Data records
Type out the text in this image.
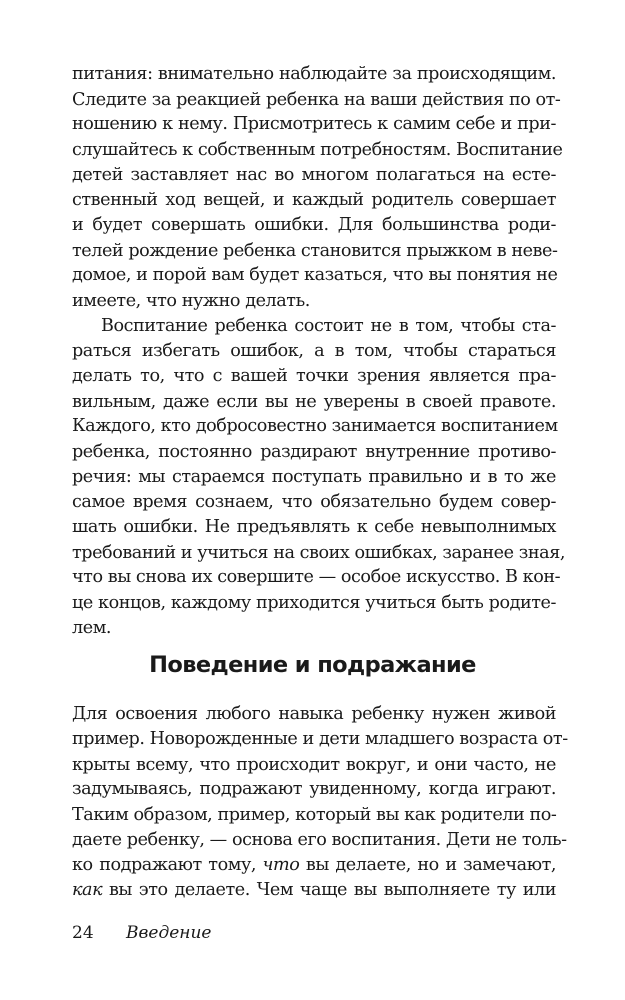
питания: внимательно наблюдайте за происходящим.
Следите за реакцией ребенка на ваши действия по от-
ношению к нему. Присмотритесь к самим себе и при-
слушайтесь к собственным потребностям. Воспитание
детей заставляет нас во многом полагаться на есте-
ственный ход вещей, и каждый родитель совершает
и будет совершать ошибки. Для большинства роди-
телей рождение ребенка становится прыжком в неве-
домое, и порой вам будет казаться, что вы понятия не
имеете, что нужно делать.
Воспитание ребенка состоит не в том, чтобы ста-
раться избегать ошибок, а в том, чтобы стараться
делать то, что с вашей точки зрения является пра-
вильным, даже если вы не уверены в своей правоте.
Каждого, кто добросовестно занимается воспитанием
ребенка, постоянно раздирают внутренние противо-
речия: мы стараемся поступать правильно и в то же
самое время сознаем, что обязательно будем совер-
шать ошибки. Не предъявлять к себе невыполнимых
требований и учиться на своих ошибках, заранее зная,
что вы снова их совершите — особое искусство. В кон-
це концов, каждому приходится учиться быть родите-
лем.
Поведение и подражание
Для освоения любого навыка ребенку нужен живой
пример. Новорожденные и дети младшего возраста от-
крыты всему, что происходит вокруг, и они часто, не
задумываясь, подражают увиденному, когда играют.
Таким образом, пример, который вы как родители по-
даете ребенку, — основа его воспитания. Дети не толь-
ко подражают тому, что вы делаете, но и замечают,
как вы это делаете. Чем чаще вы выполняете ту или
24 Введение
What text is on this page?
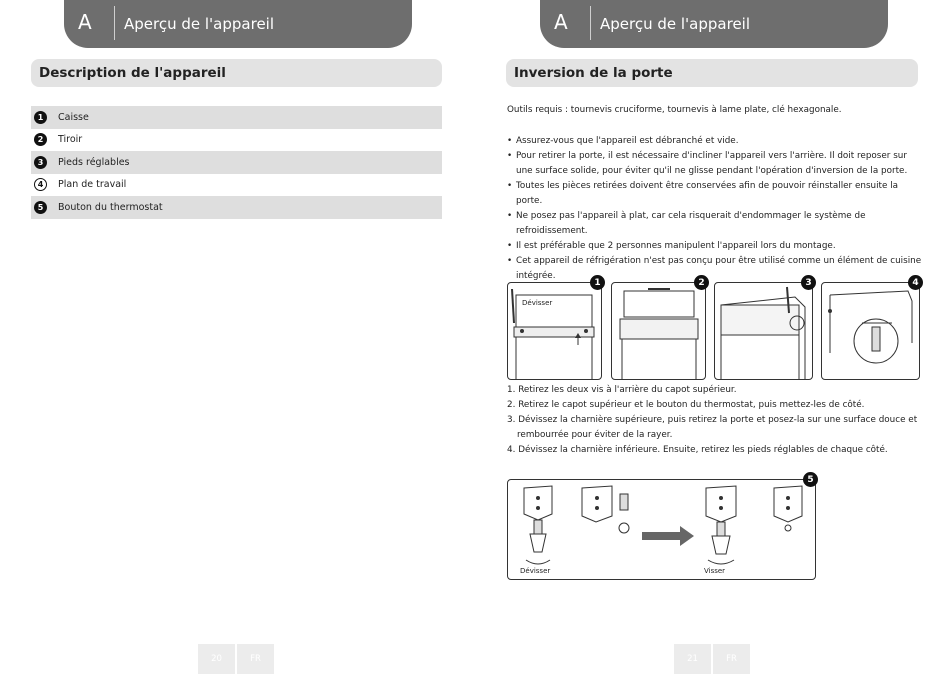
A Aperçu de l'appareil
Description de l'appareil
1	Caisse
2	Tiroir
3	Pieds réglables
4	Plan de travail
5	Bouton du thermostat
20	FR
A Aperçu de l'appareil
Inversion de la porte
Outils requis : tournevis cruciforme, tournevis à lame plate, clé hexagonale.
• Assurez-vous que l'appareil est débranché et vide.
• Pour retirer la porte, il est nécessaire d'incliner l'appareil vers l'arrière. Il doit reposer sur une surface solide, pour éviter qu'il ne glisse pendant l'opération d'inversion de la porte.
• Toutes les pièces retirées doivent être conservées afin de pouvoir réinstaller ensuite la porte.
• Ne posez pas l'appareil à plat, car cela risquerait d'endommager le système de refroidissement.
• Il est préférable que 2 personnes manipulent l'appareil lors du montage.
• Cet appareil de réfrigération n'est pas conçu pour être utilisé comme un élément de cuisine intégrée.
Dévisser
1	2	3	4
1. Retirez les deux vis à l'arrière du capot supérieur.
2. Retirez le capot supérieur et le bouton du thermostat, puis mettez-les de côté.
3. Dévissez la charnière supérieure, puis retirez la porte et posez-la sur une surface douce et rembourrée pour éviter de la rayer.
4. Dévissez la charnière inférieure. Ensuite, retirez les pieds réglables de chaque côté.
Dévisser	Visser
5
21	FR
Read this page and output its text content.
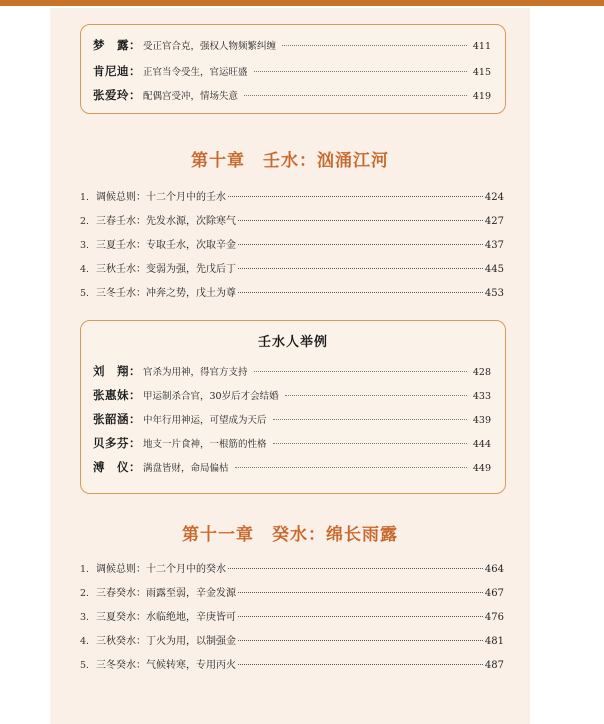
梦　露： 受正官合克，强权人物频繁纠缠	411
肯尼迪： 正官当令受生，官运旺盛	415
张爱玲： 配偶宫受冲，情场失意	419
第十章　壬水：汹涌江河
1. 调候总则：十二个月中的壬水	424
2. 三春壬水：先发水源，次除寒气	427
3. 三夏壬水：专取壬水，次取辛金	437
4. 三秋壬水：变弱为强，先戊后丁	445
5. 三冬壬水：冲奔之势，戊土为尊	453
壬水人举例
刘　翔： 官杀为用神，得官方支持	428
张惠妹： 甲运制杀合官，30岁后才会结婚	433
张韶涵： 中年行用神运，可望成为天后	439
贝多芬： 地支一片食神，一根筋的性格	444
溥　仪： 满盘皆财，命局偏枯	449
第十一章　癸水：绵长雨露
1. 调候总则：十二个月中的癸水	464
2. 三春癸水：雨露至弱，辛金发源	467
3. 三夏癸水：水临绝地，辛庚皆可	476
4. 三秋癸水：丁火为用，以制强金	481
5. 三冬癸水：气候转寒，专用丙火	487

--

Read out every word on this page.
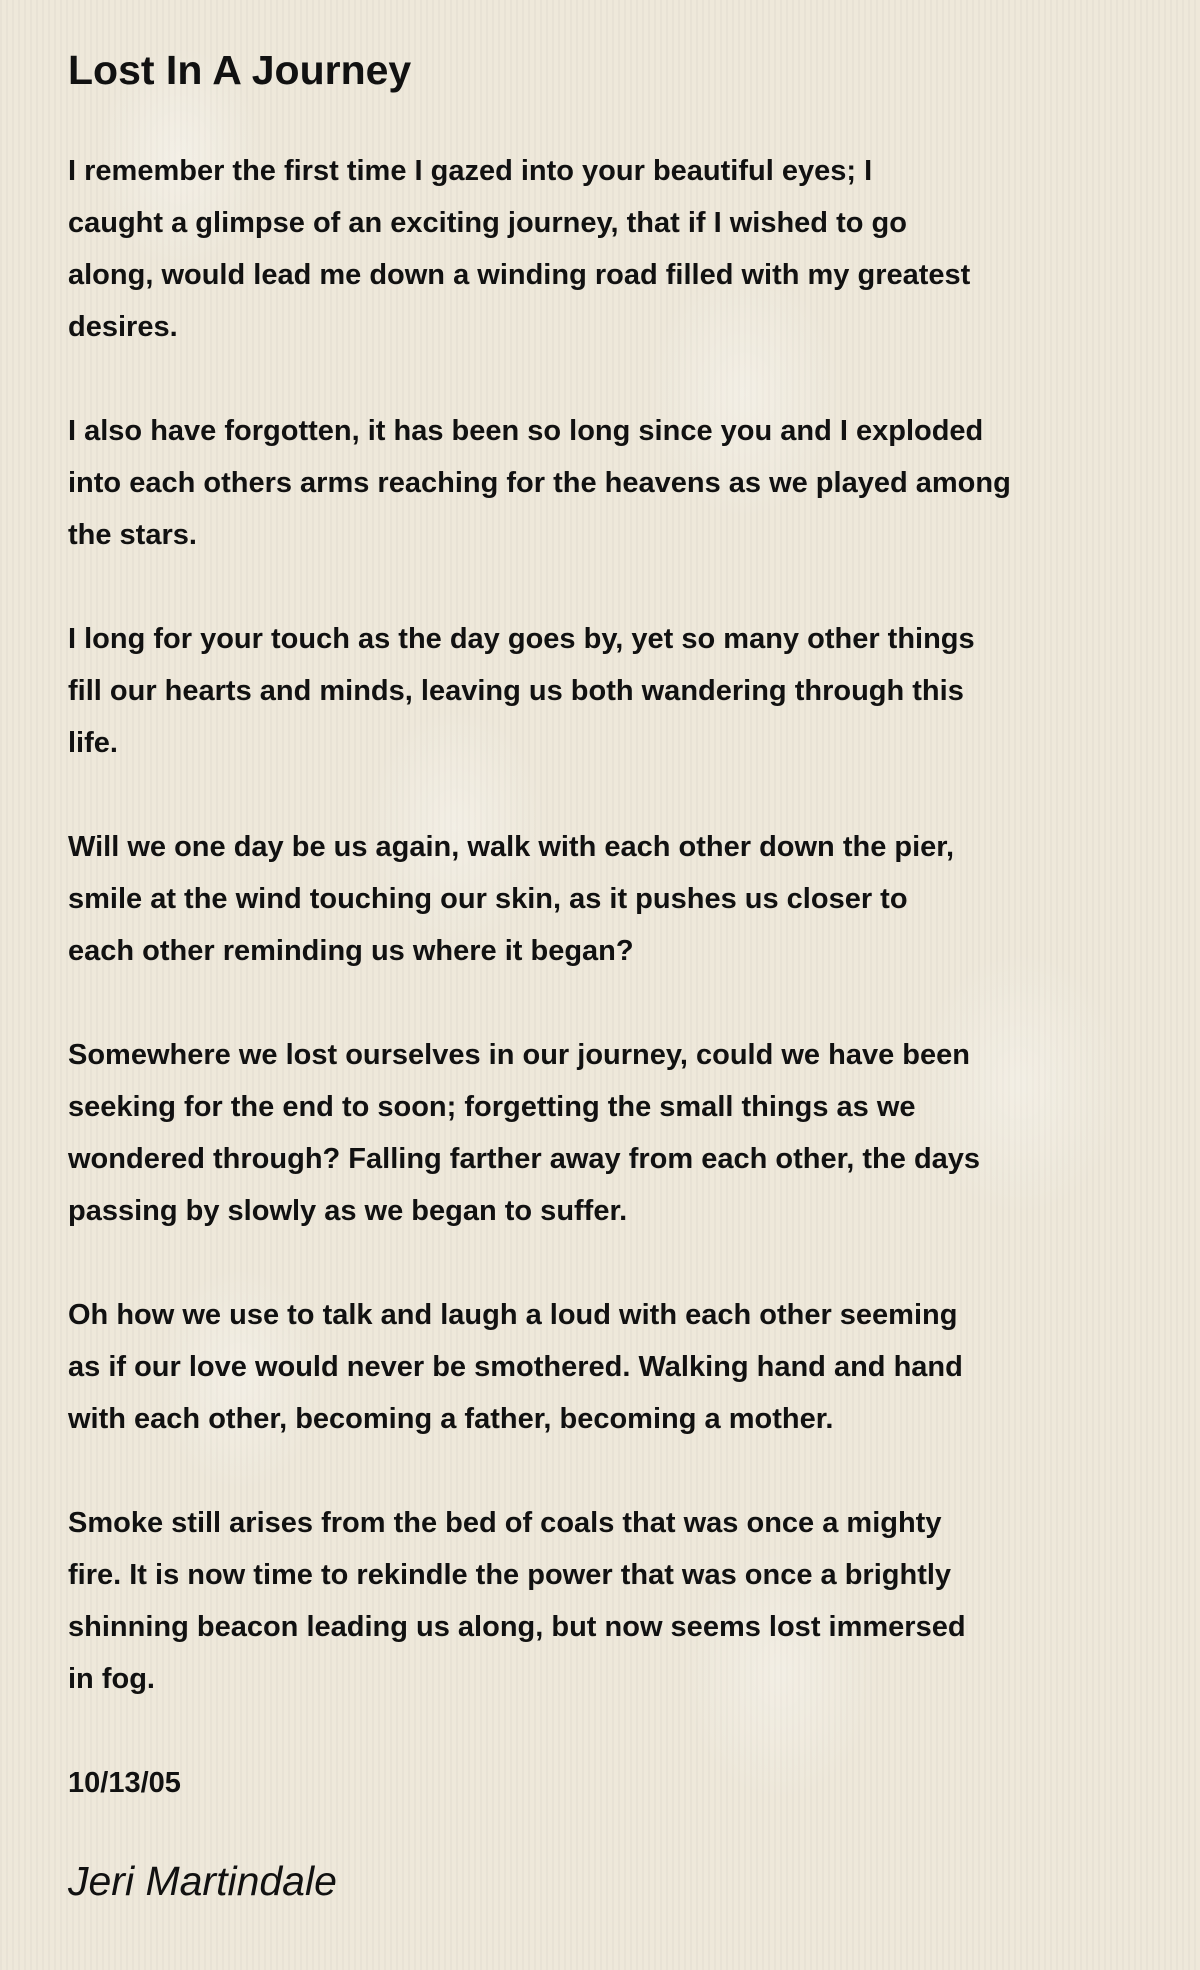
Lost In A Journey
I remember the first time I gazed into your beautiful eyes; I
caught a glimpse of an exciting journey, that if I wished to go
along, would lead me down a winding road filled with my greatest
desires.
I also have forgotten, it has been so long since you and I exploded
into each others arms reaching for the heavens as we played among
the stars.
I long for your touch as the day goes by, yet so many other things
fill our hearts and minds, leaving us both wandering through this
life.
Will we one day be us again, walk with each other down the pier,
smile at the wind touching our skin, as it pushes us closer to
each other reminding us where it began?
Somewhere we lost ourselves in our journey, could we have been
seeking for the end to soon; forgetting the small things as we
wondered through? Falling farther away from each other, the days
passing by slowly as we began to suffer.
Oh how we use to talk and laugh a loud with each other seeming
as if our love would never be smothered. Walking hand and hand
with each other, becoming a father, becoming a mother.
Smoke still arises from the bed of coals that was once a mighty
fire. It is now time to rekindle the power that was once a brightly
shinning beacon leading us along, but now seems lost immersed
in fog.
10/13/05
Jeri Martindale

§ **Instruction**
Pull out every line in the material above where "through" occurs.

§ **Answer for the task**
fill our hearts and minds, leaving us both wandering through this
wondered through? Falling farther away from each other, the days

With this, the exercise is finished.